AIM
Answer these questions about the graph-parallel text in a few words each:
(a) What does a vertex do during the Gather operation?
(b) Besides PageRank, which three kinds of algorithm does the text say the scatter, gather and apply framework supports?
(c) What PageRank value is every vertex initialized to?

In the following sections, we will first explain what graph-parallel algorithms are using the example of the PageRank algorithm. Then we will discuss what we mean by “obliviousness” on graph computation. Then, we will present two naive solutions to this problem. Finally, we will introduce GraphSC, an efficient solution to the oblivious problem.

Graph-parallel Algorithms

Before diving into the model and implementation of GraphSC, we would like to briefly introduce the paradigm of graph-parallel algorithms and the requirements for obliviousness. In the graph-parallel paradigm, a graph is an ordered pair \(G=(V,E)\) consisting of: \(V\), a set of vertices, and \(E \subseteq {{x,y}|x,y \in V \mathrm{and~} x \neq y } \). Every vertex is data-augmented and \(v \in V\) performs computations based on the data associated with neighboring edges and vertices and itself in a parallel fashion. More specifically, there are three main operations:

  • Scatter: A vertex propagates data to its neighboring edges and updates the edges’ data
  • Gather: A vertex aggregates data from neighboring edges and updates its own data
  • Apply: Vertices perform local ccomputation on their own data

Example: PageRank

The above framework of scatter, gather and apply supports the implementation of a wide variety of graph-based algorithms, including computing gradient descent, creating histograms, and matrix factorization. In this section we discuss one important example, PageRank (PR), the algorithm used by search engines to rank web pages in their search results. PageRank works by counting the quantity and quality of links to a web page to measure the importance of a website. Therefore, the more links a website has from other websites, the higher PR it has. To be specific, for each vertex \(u\) of a graph \(G\), PageRank computes a ranking score \(PR\) through a repeated iterating process of updating based on the following assignment: \(\begin{aligned} PR(u) = \frac{0.15}{|V|}+0.85*\sum_{e(u,v)\in E}\frac{PR(v)}{L(v)}, \forall u \in V, \end{aligned}\) where \(L(v)\) is the number of outgoing edges, and all vertices are initialized to have a PR of \(\frac{1}{|V|}\).

PageRank algorithm can also be expressed in the paradigm of the three primitive operations: scatter, gather and apply:

function computePageRank(G(V,E,D)):
    fs(e.data, u.data): e.data:= u.data.PR/u.data.L
    ⊕(e1.data, e2.data): e1.data + e2.data
    fa(v.data): v.data.PR := 0.15/|V| + 0.85 * v.data.agg
    for i = 1 to K:
        Scatter(G, fs, "out")
        Gather(G, ⊕, "in")
        Apply(G, fa)

in which the data of each vertex \(v\) stores PageRank of \(v\) and the number of outgoing edges \(L(v)\) while the data of each edge \(e(u,v)\) stores the weight contribution of PageRank to the outgoing vertex \(u\).

DATA EXTRACT
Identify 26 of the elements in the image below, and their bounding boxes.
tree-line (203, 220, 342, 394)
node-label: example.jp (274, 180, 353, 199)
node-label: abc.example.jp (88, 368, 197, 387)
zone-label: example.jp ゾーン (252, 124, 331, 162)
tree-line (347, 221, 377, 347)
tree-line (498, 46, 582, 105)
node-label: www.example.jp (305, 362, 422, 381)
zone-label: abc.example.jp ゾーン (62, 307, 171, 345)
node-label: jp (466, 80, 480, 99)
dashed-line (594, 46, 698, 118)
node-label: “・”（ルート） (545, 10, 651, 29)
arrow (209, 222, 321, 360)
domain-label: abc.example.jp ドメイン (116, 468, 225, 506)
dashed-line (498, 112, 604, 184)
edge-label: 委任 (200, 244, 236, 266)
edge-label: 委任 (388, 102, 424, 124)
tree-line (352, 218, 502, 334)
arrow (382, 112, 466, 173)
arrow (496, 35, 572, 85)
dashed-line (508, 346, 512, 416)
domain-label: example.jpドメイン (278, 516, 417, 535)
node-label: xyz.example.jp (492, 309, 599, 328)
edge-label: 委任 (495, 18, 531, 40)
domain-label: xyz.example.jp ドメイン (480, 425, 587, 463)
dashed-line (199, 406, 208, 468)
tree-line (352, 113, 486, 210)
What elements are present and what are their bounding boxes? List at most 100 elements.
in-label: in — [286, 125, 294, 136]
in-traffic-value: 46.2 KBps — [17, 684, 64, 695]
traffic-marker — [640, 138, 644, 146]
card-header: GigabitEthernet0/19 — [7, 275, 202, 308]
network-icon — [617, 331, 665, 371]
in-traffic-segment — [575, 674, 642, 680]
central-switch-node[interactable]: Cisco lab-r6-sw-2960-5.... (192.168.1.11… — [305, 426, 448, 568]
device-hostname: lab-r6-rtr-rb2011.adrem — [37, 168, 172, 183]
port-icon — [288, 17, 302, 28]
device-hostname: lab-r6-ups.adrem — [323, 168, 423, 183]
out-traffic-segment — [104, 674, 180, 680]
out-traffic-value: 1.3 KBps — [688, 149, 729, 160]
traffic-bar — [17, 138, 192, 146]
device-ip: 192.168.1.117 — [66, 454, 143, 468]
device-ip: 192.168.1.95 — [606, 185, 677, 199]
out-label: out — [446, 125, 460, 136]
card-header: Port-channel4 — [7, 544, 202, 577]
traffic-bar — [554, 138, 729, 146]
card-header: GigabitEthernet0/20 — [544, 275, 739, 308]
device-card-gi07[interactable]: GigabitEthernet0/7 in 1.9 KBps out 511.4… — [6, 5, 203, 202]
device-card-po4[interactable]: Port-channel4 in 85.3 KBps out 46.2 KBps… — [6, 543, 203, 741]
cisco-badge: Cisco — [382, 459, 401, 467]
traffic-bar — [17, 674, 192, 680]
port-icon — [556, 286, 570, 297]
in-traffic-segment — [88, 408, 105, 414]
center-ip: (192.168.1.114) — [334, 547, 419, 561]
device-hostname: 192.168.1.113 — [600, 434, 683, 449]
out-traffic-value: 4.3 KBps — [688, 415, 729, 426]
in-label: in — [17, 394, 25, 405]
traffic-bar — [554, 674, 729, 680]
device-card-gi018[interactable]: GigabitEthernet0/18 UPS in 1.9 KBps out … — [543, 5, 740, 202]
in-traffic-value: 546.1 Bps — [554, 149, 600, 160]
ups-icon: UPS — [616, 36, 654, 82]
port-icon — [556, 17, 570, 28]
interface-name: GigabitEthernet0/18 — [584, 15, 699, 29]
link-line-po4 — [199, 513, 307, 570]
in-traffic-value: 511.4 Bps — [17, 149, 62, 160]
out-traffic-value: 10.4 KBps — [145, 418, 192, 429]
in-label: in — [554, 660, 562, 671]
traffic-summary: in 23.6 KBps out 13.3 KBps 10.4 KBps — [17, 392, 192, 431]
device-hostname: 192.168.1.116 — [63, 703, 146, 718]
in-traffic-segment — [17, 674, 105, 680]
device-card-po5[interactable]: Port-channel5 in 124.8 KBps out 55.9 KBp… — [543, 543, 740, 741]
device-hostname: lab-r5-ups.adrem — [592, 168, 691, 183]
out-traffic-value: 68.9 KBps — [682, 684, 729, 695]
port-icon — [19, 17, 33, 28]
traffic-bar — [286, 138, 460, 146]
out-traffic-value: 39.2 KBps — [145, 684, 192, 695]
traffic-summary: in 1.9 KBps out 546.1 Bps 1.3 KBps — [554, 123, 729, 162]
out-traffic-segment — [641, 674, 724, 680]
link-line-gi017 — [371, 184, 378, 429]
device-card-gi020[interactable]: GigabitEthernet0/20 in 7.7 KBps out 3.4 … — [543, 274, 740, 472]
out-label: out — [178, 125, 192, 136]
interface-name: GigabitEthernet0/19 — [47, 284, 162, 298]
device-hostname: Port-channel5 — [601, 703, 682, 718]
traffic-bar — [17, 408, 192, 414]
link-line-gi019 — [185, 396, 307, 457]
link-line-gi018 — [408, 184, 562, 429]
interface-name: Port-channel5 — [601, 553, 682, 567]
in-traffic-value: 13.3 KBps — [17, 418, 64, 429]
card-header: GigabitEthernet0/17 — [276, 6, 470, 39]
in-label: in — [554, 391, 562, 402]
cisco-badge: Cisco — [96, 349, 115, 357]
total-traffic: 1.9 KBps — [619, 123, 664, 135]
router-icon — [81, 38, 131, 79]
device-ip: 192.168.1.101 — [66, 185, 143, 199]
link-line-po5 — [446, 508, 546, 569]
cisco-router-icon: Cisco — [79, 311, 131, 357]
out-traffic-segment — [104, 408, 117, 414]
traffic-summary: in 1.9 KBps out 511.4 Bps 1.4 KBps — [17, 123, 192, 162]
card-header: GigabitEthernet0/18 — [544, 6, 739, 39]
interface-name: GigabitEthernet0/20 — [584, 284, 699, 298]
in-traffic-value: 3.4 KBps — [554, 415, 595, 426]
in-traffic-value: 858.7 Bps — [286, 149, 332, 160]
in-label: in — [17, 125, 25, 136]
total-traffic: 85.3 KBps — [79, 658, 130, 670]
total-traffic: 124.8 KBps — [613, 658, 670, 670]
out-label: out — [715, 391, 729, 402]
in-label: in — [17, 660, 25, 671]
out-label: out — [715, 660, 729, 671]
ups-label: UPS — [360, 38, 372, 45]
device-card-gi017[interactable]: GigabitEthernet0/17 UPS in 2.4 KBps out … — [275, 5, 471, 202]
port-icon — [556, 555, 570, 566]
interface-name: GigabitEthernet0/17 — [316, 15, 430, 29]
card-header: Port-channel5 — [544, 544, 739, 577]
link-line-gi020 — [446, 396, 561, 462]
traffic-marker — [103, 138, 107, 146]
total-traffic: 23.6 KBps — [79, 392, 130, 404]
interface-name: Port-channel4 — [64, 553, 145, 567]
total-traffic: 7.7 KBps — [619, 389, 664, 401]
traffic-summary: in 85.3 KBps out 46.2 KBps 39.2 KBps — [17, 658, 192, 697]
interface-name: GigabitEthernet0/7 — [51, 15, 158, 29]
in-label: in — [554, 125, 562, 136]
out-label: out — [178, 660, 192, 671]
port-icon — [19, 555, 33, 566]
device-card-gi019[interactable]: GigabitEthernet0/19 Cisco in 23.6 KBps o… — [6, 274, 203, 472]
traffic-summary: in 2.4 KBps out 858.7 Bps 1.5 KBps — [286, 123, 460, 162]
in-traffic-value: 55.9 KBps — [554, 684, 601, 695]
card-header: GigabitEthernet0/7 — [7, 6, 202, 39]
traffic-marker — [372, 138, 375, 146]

WRITTEN RESPONSE
(a) It aggregates data from neighboring edges and updates its own data.
(b) Computing gradient descent, creating histograms, and matrix factorization.
(c) 1/|V|.